Text content records for pages:
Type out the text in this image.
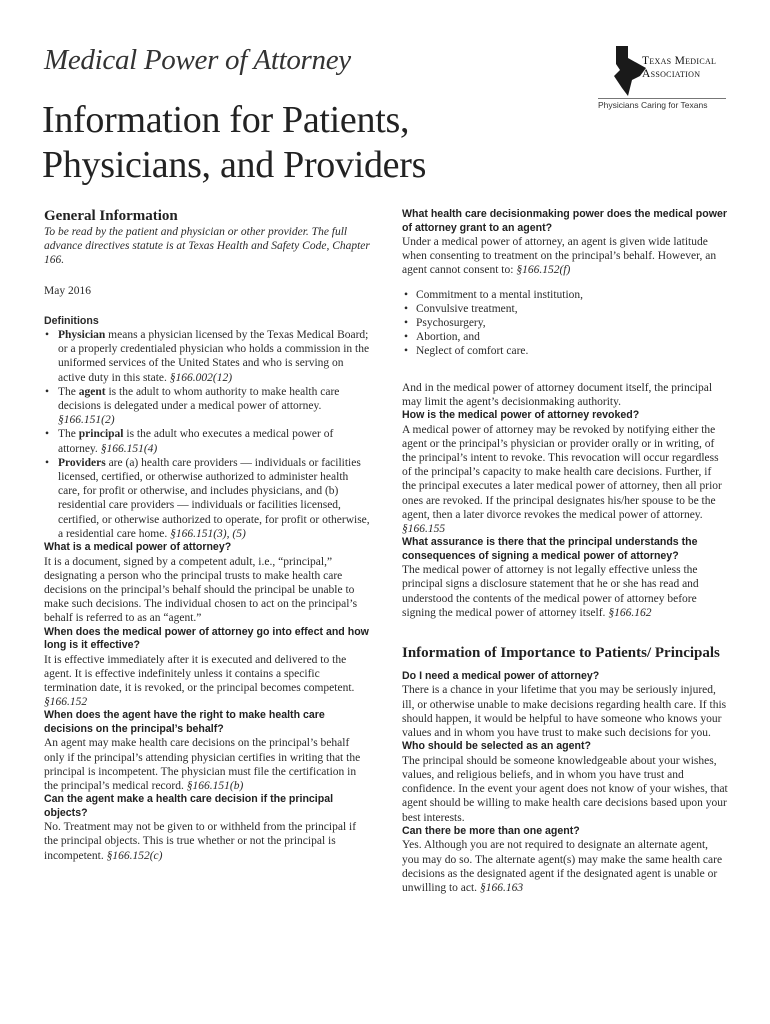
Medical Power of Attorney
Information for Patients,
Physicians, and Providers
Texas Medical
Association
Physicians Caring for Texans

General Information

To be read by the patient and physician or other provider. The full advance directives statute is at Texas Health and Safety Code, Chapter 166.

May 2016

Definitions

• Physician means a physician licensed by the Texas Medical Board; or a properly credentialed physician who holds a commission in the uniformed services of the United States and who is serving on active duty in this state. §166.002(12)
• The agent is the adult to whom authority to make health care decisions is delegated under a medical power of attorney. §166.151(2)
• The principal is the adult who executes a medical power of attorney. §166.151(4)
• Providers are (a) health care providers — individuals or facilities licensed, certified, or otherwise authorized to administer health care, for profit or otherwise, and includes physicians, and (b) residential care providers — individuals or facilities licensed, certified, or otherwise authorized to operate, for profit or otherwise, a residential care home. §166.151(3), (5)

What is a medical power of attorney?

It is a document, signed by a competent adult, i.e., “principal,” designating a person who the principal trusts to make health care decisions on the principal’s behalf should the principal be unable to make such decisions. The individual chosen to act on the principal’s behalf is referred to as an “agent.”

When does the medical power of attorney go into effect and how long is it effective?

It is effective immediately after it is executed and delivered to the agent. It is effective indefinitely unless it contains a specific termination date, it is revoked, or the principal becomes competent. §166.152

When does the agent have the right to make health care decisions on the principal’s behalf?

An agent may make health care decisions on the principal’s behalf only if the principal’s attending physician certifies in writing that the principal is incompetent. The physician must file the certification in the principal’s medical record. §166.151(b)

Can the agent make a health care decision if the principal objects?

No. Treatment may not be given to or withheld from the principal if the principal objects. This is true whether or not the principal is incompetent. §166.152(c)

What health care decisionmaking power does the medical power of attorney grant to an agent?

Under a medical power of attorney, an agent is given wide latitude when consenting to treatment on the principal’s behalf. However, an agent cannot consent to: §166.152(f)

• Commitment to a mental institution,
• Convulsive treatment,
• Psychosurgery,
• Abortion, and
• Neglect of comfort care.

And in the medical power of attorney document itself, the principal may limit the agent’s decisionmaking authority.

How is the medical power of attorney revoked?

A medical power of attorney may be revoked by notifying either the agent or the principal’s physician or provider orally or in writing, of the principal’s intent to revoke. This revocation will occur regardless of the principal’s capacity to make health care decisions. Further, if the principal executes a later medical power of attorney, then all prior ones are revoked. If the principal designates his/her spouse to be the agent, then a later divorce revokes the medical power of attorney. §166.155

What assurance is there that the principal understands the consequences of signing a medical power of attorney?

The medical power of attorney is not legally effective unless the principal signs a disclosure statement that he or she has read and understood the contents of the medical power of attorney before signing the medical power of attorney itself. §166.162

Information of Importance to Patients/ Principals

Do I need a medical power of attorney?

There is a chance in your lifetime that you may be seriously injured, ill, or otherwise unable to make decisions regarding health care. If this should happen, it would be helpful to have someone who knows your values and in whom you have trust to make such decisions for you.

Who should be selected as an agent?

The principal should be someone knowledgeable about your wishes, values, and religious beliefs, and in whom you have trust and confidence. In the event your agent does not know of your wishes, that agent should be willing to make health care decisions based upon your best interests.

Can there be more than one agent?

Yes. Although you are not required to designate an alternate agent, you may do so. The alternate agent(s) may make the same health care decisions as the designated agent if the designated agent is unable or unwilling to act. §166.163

- [Required work]
Set the records down again exactly as given, and leave the pictures out.

- [Exercise response]
Type out the text in this image.
Medical Power of Attorney
Information for Patients,
Physicians, and Providers
Texas Medical
Association
Physicians Caring for Texans

General Information

To be read by the patient and physician or other provider. The full advance directives statute is at Texas Health and Safety Code, Chapter 166.

May 2016

Definitions

• Physician means a physician licensed by the Texas Medical Board; or a properly credentialed physician who holds a commission in the uniformed services of the United States and who is serving on active duty in this state. §166.002(12)
• The agent is the adult to whom authority to make health care decisions is delegated under a medical power of attorney. §166.151(2)
• The principal is the adult who executes a medical power of attorney. §166.151(4)
• Providers are (a) health care providers — individuals or facilities licensed, certified, or otherwise authorized to administer health care, for profit or otherwise, and includes physicians, and (b) residential care providers — individuals or facilities licensed, certified, or otherwise authorized to operate, for profit or otherwise, a residential care home. §166.151(3), (5)

What is a medical power of attorney?

It is a document, signed by a competent adult, i.e., “principal,” designating a person who the principal trusts to make health care decisions on the principal’s behalf should the principal be unable to make such decisions. The individual chosen to act on the principal’s behalf is referred to as an “agent.”

When does the medical power of attorney go into effect and how long is it effective?

It is effective immediately after it is executed and delivered to the agent. It is effective indefinitely unless it contains a specific termination date, it is revoked, or the principal becomes competent. §166.152

When does the agent have the right to make health care decisions on the principal’s behalf?

An agent may make health care decisions on the principal’s behalf only if the principal’s attending physician certifies in writing that the principal is incompetent. The physician must file the certification in the principal’s medical record. §166.151(b)

Can the agent make a health care decision if the principal objects?

No. Treatment may not be given to or withheld from the principal if the principal objects. This is true whether or not the principal is incompetent. §166.152(c)

What health care decisionmaking power does the medical power of attorney grant to an agent?

Under a medical power of attorney, an agent is given wide latitude when consenting to treatment on the principal’s behalf. However, an agent cannot consent to: §166.152(f)

• Commitment to a mental institution,
• Convulsive treatment,
• Psychosurgery,
• Abortion, and
• Neglect of comfort care.

And in the medical power of attorney document itself, the principal may limit the agent’s decisionmaking authority.

How is the medical power of attorney revoked?

A medical power of attorney may be revoked by notifying either the agent or the principal’s physician or provider orally or in writing, of the principal’s intent to revoke. This revocation will occur regardless of the principal’s capacity to make health care decisions. Further, if the principal executes a later medical power of attorney, then all prior ones are revoked. If the principal designates his/her spouse to be the agent, then a later divorce revokes the medical power of attorney. §166.155

What assurance is there that the principal understands the consequences of signing a medical power of attorney?

The medical power of attorney is not legally effective unless the principal signs a disclosure statement that he or she has read and understood the contents of the medical power of attorney before signing the medical power of attorney itself. §166.162

Information of Importance to Patients/ Principals

Do I need a medical power of attorney?

There is a chance in your lifetime that you may be seriously injured, ill, or otherwise unable to make decisions regarding health care. If this should happen, it would be helpful to have someone who knows your values and in whom you have trust to make such decisions for you.

Who should be selected as an agent?

The principal should be someone knowledgeable about your wishes, values, and religious beliefs, and in whom you have trust and confidence. In the event your agent does not know of your wishes, that agent should be willing to make health care decisions based upon your best interests.

Can there be more than one agent?

Yes. Although you are not required to designate an alternate agent, you may do so. The alternate agent(s) may make the same health care decisions as the designated agent if the designated agent is unable or unwilling to act. §166.163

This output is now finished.